STATED PROBLEM:
Using the listing below, select the lines with the word "rank" and copy them.
-- Begin GIVEN ENTRIES --
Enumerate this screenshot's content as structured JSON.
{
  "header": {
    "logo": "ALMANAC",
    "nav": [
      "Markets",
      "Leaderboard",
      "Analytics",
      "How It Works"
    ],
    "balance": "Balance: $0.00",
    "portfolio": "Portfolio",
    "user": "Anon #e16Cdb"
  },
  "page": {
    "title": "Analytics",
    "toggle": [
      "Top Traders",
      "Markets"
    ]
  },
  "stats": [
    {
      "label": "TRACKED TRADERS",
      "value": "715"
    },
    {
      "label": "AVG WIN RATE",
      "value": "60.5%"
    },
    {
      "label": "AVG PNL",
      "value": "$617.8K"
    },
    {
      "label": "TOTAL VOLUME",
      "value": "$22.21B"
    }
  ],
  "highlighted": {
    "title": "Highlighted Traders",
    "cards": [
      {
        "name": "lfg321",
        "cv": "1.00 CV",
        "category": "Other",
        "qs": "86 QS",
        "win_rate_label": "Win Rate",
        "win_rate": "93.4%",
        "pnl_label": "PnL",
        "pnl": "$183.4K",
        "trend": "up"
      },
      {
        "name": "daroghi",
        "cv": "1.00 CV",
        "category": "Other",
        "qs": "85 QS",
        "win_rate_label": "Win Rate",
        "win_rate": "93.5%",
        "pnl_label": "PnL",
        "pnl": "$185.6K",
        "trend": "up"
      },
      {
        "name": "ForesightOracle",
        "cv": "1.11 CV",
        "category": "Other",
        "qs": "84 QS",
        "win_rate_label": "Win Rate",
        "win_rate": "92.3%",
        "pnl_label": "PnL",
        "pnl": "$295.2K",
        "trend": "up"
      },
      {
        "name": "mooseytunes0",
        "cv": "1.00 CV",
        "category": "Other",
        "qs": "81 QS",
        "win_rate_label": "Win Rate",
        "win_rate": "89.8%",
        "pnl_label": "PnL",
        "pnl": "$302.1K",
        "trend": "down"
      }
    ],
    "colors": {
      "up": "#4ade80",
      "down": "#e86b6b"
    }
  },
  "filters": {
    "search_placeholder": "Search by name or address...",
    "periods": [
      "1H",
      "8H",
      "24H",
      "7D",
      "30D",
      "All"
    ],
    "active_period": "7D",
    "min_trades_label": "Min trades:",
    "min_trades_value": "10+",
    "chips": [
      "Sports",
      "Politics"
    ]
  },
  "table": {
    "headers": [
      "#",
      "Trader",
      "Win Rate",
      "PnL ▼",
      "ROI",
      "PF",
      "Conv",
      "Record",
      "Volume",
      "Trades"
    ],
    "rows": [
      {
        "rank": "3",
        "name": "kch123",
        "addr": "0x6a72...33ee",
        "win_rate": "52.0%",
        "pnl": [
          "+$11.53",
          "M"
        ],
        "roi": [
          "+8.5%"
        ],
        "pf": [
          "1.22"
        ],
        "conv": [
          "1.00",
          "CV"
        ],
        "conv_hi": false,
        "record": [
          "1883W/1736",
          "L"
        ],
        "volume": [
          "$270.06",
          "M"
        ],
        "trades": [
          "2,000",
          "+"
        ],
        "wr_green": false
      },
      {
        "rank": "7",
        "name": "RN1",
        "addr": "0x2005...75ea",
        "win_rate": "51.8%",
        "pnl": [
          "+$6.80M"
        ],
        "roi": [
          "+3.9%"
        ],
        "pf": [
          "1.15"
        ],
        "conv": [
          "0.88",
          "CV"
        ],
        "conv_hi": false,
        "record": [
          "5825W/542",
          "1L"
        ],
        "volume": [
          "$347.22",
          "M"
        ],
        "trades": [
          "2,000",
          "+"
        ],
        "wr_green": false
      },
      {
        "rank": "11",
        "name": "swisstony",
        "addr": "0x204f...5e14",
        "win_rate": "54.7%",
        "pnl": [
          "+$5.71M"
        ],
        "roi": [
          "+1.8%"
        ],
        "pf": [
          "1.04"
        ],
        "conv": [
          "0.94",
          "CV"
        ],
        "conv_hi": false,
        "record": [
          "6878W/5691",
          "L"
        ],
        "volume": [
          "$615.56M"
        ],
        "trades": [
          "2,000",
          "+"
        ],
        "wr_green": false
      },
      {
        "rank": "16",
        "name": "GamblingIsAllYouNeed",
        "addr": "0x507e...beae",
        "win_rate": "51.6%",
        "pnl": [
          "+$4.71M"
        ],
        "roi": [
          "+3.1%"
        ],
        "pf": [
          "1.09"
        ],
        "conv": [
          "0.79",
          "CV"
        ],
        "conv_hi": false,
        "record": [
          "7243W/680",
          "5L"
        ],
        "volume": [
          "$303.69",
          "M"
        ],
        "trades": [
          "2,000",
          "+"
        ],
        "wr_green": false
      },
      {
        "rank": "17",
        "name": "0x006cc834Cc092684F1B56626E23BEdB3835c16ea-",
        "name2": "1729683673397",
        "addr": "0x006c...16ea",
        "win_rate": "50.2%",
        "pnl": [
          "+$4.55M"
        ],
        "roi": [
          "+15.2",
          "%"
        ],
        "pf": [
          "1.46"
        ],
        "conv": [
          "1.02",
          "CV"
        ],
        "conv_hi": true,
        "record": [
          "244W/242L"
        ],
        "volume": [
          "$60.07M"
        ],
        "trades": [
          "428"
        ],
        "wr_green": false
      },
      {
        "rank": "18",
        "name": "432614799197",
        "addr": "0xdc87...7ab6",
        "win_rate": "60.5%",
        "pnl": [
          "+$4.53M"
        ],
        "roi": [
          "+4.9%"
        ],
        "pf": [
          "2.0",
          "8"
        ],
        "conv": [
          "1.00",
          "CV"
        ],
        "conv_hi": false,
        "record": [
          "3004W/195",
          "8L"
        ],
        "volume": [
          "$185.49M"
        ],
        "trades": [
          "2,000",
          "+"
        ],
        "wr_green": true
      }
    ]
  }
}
-- End GIVEN ENTRIES --
SOLUTION FOR THIS PROBLEM:
        "rank": "3",
        "rank": "7",
        "rank": "11",
        "rank": "16",
        "rank": "17",
        "rank": "18",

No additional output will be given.